> **Stated problem**
From the listing below, copy every line with the word "title".

> **Given records**
--- START ---

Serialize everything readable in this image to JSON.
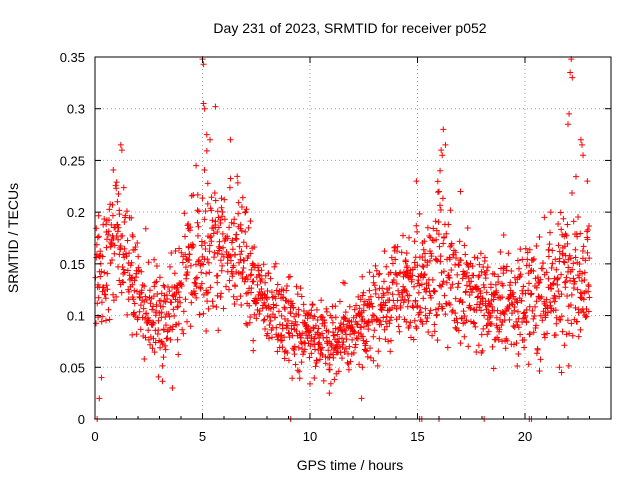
{
  "chart_data": {
    "type": "scatter",
    "title": "Day 231 of 2023, SRMTID for receiver p052",
    "xlabel": "GPS time / hours",
    "ylabel": "SRMTID / TECUs",
    "xlim": [
      0,
      24
    ],
    "ylim": [
      0,
      0.35
    ],
    "x_ticks": [
      0,
      5,
      10,
      15,
      20
    ],
    "x_tick_labels": [
      "0",
      "5",
      "10",
      "15",
      "20"
    ],
    "y_ticks": [
      0,
      0.05,
      0.1,
      0.15,
      0.2,
      0.25,
      0.3,
      0.35
    ],
    "y_tick_labels": [
      "0",
      "0.05",
      "0.1",
      "0.15",
      "0.2",
      "0.25",
      "0.3",
      "0.35"
    ],
    "grid": true,
    "marker": "+",
    "color": "#ff0000",
    "sampling": "one point per minute per satellite track, approx. 0.0-23.0 h",
    "trend_profile": [
      {
        "x": 0.0,
        "y": 0.13,
        "spread": 0.04
      },
      {
        "x": 1.0,
        "y": 0.19,
        "spread": 0.05
      },
      {
        "x": 2.0,
        "y": 0.12,
        "spread": 0.04
      },
      {
        "x": 3.3,
        "y": 0.09,
        "spread": 0.04
      },
      {
        "x": 4.0,
        "y": 0.13,
        "spread": 0.04
      },
      {
        "x": 5.0,
        "y": 0.17,
        "spread": 0.05
      },
      {
        "x": 6.5,
        "y": 0.16,
        "spread": 0.05
      },
      {
        "x": 8.0,
        "y": 0.11,
        "spread": 0.03
      },
      {
        "x": 10.0,
        "y": 0.08,
        "spread": 0.03
      },
      {
        "x": 12.0,
        "y": 0.08,
        "spread": 0.03
      },
      {
        "x": 13.5,
        "y": 0.12,
        "spread": 0.04
      },
      {
        "x": 15.0,
        "y": 0.13,
        "spread": 0.04
      },
      {
        "x": 16.0,
        "y": 0.15,
        "spread": 0.05
      },
      {
        "x": 17.5,
        "y": 0.12,
        "spread": 0.04
      },
      {
        "x": 19.0,
        "y": 0.11,
        "spread": 0.04
      },
      {
        "x": 21.0,
        "y": 0.12,
        "spread": 0.04
      },
      {
        "x": 22.0,
        "y": 0.15,
        "spread": 0.05
      },
      {
        "x": 23.0,
        "y": 0.14,
        "spread": 0.04
      }
    ],
    "notable_points": [
      {
        "x": 0.2,
        "y": 0.02
      },
      {
        "x": 0.3,
        "y": 0.04
      },
      {
        "x": 1.2,
        "y": 0.265
      },
      {
        "x": 1.25,
        "y": 0.26
      },
      {
        "x": 3.6,
        "y": 0.03
      },
      {
        "x": 4.7,
        "y": 0.245
      },
      {
        "x": 5.0,
        "y": 0.348
      },
      {
        "x": 5.05,
        "y": 0.343
      },
      {
        "x": 5.05,
        "y": 0.305
      },
      {
        "x": 5.1,
        "y": 0.3
      },
      {
        "x": 5.2,
        "y": 0.275
      },
      {
        "x": 5.35,
        "y": 0.27
      },
      {
        "x": 5.6,
        "y": 0.302
      },
      {
        "x": 6.3,
        "y": 0.27
      },
      {
        "x": 10.9,
        "y": 0.025
      },
      {
        "x": 12.4,
        "y": 0.02
      },
      {
        "x": 14.95,
        "y": 0.23
      },
      {
        "x": 15.35,
        "y": 0.16
      },
      {
        "x": 16.0,
        "y": 0.22
      },
      {
        "x": 16.05,
        "y": 0.24
      },
      {
        "x": 16.1,
        "y": 0.26
      },
      {
        "x": 16.15,
        "y": 0.255
      },
      {
        "x": 16.2,
        "y": 0.28
      },
      {
        "x": 16.3,
        "y": 0.265
      },
      {
        "x": 17.0,
        "y": 0.22
      },
      {
        "x": 20.9,
        "y": 0.195
      },
      {
        "x": 21.2,
        "y": 0.2
      },
      {
        "x": 21.6,
        "y": 0.05
      },
      {
        "x": 21.7,
        "y": 0.045
      },
      {
        "x": 22.0,
        "y": 0.285
      },
      {
        "x": 22.05,
        "y": 0.295
      },
      {
        "x": 22.1,
        "y": 0.335
      },
      {
        "x": 22.15,
        "y": 0.348
      },
      {
        "x": 22.2,
        "y": 0.33
      },
      {
        "x": 22.6,
        "y": 0.27
      },
      {
        "x": 22.65,
        "y": 0.265
      },
      {
        "x": 22.7,
        "y": 0.255
      },
      {
        "x": 22.9,
        "y": 0.23
      }
    ],
    "zero_points": [
      {
        "x": 0.1,
        "y": 0
      },
      {
        "x": 9.1,
        "y": 0
      },
      {
        "x": 15.1,
        "y": 0
      },
      {
        "x": 15.2,
        "y": 0
      },
      {
        "x": 16.0,
        "y": 0
      },
      {
        "x": 18.1,
        "y": 0
      },
      {
        "x": 20.2,
        "y": 0
      },
      {
        "x": 20.3,
        "y": 0
      }
    ]
  }
}
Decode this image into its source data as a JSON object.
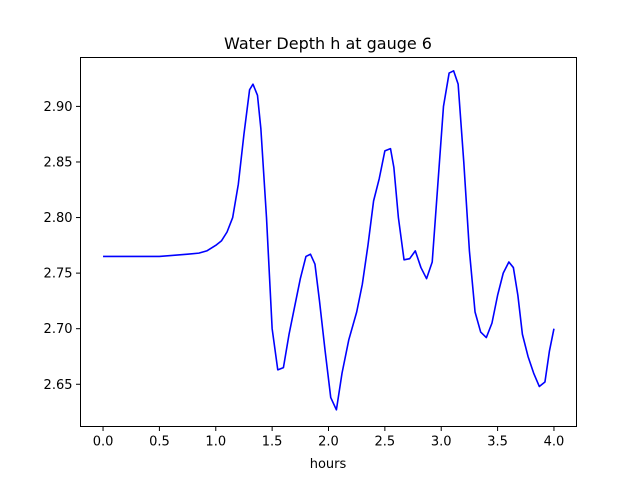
{
  "chart_data": {
    "type": "line",
    "title": "Water Depth h at gauge 6",
    "xlabel": "hours",
    "ylabel": "",
    "xlim": [
      -0.2,
      4.2
    ],
    "ylim": [
      2.612,
      2.944
    ],
    "x_ticks": [
      0.0,
      0.5,
      1.0,
      1.5,
      2.0,
      2.5,
      3.0,
      3.5,
      4.0
    ],
    "x_tick_labels": [
      "0.0",
      "0.5",
      "1.0",
      "1.5",
      "2.0",
      "2.5",
      "3.0",
      "3.5",
      "4.0"
    ],
    "y_ticks": [
      2.65,
      2.7,
      2.75,
      2.8,
      2.85,
      2.9
    ],
    "y_tick_labels": [
      "2.65",
      "2.70",
      "2.75",
      "2.80",
      "2.85",
      "2.90"
    ],
    "grid": false,
    "legend": "none",
    "line_color": "#0000ff",
    "series": [
      {
        "x": [
          0.0,
          0.5,
          0.75,
          0.85,
          0.92,
          1.0,
          1.05,
          1.1,
          1.15,
          1.2,
          1.25,
          1.3,
          1.33,
          1.37,
          1.4,
          1.45,
          1.5,
          1.55,
          1.6,
          1.65,
          1.7,
          1.75,
          1.8,
          1.84,
          1.88,
          1.92,
          1.97,
          2.02,
          2.07,
          2.12,
          2.18,
          2.25,
          2.3,
          2.35,
          2.4,
          2.45,
          2.5,
          2.55,
          2.58,
          2.62,
          2.67,
          2.72,
          2.77,
          2.82,
          2.87,
          2.92,
          2.97,
          3.02,
          3.07,
          3.11,
          3.15,
          3.2,
          3.25,
          3.3,
          3.35,
          3.4,
          3.45,
          3.5,
          3.55,
          3.6,
          3.64,
          3.68,
          3.72,
          3.77,
          3.82,
          3.87,
          3.92,
          3.96,
          4.0
        ],
        "y": [
          2.765,
          2.765,
          2.767,
          2.768,
          2.77,
          2.775,
          2.779,
          2.787,
          2.8,
          2.83,
          2.875,
          2.915,
          2.92,
          2.91,
          2.88,
          2.8,
          2.7,
          2.663,
          2.665,
          2.695,
          2.72,
          2.745,
          2.765,
          2.767,
          2.758,
          2.725,
          2.68,
          2.638,
          2.627,
          2.66,
          2.69,
          2.715,
          2.74,
          2.775,
          2.815,
          2.835,
          2.86,
          2.862,
          2.845,
          2.8,
          2.762,
          2.763,
          2.77,
          2.755,
          2.745,
          2.76,
          2.83,
          2.9,
          2.93,
          2.932,
          2.92,
          2.85,
          2.77,
          2.715,
          2.697,
          2.692,
          2.705,
          2.73,
          2.75,
          2.76,
          2.755,
          2.73,
          2.695,
          2.675,
          2.66,
          2.648,
          2.652,
          2.68,
          2.7
        ]
      }
    ]
  }
}
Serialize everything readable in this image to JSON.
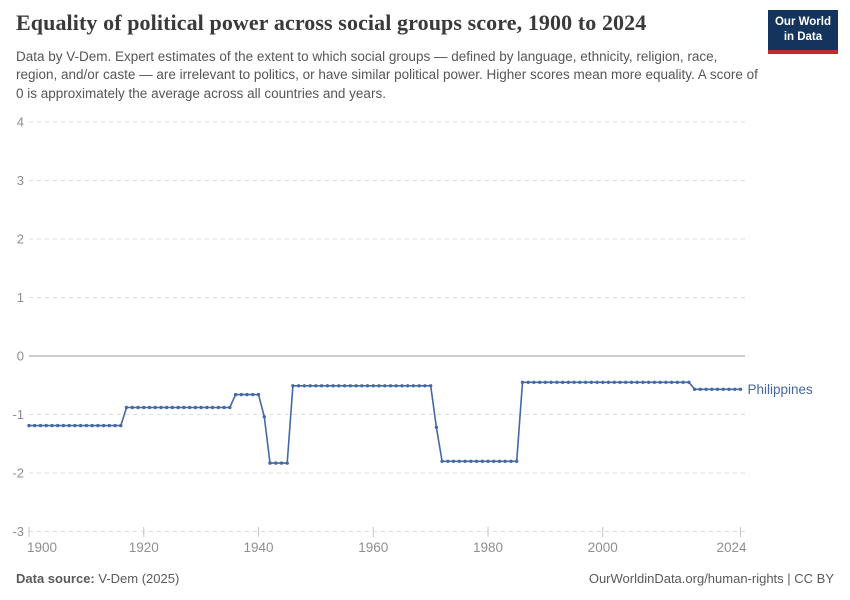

--- END ---

> **Answer to the exercise**
    "title": "Day 231 of 2023, SRMTID for receiver p052",
    "title": "Water Depth h at gauge 6",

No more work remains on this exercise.